Lines containing the string "text" are to be counted. Write only how many there are.

[Extracted records]

● ● ● ●

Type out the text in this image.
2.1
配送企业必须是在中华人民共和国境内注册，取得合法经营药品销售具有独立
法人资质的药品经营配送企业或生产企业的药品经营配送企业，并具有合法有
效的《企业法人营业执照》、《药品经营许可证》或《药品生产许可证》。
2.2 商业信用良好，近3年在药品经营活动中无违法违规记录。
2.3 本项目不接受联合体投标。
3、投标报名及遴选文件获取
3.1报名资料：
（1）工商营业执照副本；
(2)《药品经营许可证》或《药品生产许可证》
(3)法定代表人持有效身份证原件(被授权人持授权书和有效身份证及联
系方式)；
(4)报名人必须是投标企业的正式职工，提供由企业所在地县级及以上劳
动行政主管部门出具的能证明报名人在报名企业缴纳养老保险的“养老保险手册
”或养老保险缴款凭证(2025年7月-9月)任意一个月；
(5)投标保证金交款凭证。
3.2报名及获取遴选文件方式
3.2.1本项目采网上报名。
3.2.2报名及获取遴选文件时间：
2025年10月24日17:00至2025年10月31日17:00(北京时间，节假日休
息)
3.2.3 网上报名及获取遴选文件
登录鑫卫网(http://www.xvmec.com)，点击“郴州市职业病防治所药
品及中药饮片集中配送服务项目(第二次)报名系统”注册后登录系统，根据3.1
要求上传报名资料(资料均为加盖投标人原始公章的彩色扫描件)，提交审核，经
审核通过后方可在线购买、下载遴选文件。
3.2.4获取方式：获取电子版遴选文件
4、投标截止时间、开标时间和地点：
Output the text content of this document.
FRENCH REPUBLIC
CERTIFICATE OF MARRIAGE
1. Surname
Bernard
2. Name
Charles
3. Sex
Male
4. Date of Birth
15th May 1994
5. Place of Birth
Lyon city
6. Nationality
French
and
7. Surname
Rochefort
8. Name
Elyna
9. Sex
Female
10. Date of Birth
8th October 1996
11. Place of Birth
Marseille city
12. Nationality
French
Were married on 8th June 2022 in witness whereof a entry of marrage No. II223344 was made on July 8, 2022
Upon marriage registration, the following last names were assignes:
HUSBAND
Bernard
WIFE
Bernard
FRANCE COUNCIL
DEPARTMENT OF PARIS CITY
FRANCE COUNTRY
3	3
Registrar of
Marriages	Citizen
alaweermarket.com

● ● ● ●

*CORRECT RESPONSE:*
2